Dataset excerpt:
__________________________________________________

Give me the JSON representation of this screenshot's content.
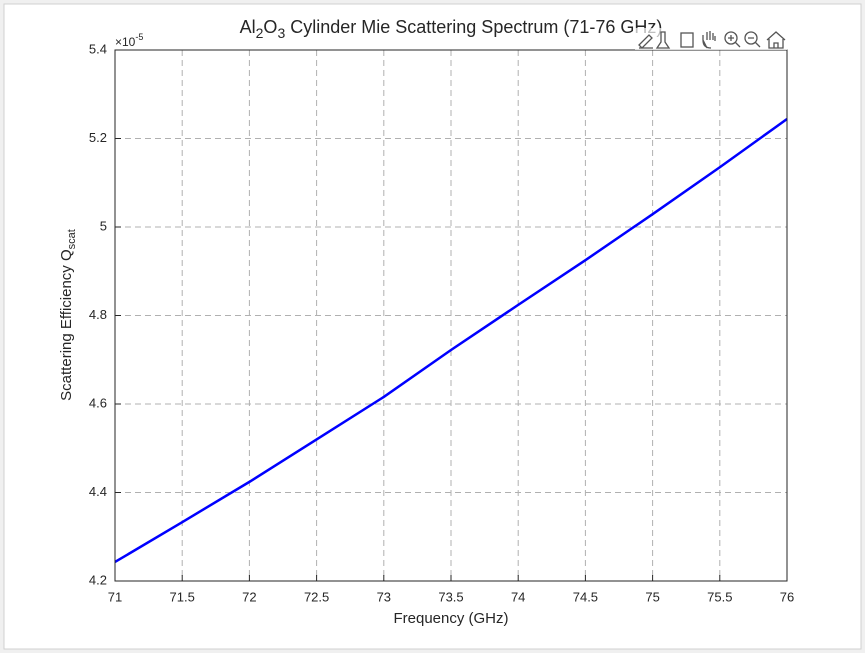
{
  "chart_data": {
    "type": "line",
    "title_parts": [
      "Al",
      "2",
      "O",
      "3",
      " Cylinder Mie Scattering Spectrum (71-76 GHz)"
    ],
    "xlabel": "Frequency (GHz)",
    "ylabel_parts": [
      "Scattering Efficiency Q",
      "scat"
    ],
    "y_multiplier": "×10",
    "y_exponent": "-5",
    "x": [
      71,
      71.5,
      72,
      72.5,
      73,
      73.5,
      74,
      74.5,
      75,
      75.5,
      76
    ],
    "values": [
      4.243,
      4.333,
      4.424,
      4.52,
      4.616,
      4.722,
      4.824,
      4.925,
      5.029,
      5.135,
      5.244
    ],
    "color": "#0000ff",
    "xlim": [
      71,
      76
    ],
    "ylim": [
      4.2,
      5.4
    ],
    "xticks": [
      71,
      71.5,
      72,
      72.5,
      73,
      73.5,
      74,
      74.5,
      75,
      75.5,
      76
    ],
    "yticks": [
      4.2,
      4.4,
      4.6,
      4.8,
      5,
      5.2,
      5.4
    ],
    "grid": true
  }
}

__________________________________________________

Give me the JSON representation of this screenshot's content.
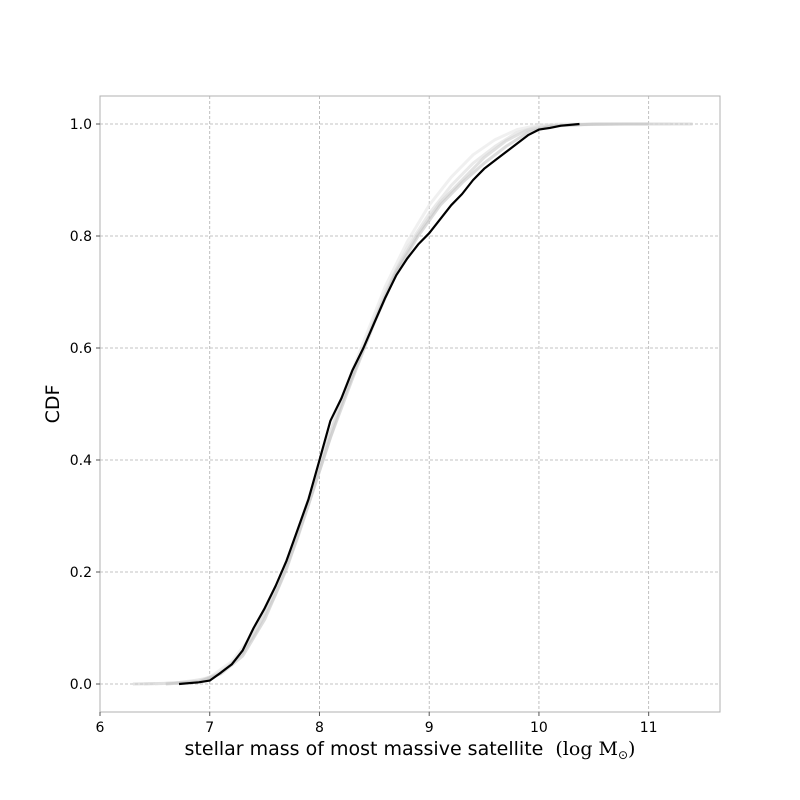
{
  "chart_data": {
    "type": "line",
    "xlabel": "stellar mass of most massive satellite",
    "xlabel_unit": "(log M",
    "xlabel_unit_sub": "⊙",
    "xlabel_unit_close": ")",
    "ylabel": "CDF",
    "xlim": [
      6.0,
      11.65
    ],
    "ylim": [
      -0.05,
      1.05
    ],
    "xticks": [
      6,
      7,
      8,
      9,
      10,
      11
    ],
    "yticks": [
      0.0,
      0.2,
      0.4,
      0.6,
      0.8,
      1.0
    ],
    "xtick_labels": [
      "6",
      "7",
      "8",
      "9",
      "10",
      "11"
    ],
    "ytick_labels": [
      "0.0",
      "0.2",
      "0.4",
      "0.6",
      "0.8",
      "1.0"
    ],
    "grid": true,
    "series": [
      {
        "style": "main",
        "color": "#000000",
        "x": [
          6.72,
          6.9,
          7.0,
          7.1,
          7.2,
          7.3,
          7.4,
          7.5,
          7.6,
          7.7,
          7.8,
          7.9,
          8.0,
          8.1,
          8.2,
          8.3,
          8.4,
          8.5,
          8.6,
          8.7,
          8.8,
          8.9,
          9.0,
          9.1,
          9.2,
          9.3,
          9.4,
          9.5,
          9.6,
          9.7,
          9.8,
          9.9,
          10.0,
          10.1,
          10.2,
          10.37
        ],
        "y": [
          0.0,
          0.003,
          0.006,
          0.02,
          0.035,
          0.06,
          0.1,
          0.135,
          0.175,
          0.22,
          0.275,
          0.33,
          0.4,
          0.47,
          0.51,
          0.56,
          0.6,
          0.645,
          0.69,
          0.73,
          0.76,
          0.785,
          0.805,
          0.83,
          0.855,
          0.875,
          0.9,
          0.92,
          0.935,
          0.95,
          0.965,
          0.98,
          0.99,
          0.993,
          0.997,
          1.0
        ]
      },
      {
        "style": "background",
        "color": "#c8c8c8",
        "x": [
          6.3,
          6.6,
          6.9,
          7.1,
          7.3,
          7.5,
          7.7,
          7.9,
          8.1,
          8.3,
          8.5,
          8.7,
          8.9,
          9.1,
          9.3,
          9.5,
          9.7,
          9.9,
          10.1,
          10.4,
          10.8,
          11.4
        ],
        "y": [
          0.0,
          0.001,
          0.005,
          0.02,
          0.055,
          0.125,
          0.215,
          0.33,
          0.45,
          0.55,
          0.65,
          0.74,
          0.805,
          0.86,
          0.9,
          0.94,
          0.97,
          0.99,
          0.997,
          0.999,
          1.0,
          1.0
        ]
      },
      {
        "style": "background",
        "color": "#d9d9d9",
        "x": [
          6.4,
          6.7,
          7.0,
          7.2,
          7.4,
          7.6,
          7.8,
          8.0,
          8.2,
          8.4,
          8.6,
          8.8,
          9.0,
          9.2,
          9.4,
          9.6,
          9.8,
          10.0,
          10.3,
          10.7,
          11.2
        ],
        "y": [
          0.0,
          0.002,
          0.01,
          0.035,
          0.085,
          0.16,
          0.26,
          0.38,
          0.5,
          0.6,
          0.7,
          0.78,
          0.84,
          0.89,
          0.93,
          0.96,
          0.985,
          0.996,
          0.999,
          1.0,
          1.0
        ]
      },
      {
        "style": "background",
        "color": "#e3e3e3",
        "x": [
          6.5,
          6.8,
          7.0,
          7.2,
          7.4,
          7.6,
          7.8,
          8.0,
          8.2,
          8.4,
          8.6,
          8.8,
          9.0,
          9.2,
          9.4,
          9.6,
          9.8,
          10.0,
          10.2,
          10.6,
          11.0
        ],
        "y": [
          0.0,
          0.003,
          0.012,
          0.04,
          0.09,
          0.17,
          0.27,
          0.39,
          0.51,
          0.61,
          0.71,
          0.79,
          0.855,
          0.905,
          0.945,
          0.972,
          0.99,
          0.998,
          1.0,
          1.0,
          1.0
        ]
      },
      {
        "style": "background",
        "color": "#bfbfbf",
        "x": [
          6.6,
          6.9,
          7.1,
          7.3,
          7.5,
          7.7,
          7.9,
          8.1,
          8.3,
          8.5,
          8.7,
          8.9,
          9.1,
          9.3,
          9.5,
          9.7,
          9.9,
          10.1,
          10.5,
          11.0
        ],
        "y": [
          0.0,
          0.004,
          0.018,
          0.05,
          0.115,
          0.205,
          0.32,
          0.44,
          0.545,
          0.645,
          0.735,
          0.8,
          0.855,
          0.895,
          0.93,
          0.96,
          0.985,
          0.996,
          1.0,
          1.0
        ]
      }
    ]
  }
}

__________________________________________________

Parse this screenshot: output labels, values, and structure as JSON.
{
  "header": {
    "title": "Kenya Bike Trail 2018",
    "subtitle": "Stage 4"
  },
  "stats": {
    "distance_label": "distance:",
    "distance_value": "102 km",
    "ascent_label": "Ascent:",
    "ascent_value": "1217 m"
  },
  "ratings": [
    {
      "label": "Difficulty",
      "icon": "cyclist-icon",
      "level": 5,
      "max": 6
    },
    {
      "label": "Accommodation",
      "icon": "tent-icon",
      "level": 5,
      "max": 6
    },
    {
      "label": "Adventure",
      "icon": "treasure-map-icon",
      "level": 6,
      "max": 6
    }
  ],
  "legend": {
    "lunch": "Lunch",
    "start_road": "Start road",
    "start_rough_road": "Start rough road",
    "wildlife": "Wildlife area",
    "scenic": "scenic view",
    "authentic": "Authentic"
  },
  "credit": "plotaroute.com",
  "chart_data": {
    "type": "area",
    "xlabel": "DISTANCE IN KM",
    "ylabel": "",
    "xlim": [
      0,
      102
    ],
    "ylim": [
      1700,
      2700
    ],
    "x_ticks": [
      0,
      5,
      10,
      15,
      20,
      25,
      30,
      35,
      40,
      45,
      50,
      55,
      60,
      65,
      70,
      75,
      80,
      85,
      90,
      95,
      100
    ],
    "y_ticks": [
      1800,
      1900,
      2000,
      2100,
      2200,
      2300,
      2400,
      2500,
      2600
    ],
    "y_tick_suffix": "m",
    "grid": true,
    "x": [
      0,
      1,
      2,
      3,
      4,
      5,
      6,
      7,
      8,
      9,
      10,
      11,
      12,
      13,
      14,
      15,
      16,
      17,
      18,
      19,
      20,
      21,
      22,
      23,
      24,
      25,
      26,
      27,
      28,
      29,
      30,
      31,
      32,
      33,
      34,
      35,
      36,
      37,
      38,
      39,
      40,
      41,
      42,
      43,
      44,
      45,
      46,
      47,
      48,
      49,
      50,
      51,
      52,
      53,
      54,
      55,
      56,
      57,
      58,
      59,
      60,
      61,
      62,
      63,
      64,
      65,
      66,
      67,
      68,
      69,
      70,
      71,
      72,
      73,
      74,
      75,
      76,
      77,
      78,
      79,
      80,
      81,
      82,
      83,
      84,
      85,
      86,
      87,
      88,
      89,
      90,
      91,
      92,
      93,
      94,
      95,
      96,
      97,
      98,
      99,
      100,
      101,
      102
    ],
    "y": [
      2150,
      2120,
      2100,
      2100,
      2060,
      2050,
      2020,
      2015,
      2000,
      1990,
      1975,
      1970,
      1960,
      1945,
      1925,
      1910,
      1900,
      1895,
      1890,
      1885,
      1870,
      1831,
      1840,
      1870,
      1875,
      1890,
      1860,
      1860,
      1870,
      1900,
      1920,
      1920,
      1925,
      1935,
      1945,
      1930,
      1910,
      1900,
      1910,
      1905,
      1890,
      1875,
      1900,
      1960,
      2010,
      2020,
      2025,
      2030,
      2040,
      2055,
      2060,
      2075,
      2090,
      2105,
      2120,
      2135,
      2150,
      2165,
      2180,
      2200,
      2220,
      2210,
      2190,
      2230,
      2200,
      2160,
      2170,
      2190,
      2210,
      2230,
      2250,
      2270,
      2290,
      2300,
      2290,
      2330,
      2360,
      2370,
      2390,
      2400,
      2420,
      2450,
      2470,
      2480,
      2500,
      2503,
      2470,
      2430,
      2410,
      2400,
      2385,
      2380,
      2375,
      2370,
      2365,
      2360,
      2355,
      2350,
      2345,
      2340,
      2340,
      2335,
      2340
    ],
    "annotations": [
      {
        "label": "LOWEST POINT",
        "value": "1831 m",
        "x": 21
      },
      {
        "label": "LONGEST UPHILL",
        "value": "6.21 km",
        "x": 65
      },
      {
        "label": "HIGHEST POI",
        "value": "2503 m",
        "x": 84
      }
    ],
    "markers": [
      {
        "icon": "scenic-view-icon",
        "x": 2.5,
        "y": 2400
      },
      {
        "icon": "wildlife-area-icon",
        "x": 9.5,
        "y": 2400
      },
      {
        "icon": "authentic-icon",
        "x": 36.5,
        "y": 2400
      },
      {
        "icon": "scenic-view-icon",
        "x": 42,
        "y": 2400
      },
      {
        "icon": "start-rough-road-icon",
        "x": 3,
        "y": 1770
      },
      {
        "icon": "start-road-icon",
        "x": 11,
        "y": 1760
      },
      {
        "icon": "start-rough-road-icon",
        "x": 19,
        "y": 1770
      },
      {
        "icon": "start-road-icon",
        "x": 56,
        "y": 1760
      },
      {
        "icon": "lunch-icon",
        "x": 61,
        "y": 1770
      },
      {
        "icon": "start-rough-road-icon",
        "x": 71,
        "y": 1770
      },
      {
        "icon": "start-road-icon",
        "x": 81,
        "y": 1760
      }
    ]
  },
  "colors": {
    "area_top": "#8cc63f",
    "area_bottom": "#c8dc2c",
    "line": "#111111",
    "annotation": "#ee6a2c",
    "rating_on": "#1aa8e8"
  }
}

__________________________________________________

Lines containing the word "values" must all be returned from the material above.

    "values": [
Parse this screenshot: output labels, values, and structure as JSON.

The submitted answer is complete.